## [Exercise requirements]
Show every line where "Banks" occurs.

** START Data shown **

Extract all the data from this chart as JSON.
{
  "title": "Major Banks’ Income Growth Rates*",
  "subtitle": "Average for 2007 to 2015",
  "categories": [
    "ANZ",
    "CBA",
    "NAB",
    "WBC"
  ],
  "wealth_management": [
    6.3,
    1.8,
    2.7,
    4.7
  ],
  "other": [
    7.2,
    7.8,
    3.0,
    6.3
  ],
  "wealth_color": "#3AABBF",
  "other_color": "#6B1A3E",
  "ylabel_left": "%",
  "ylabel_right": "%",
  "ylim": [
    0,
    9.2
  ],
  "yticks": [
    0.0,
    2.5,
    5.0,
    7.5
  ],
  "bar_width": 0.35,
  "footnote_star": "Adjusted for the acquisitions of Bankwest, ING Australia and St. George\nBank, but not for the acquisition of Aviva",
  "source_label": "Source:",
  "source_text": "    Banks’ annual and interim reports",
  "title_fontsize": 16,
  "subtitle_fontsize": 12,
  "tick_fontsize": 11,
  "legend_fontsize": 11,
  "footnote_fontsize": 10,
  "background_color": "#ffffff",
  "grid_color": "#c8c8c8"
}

** END Data shown **

## [Task solution]
  "title": "Major Banks’ Income Growth Rates*",
  "source_text": "    Banks’ annual and interim reports",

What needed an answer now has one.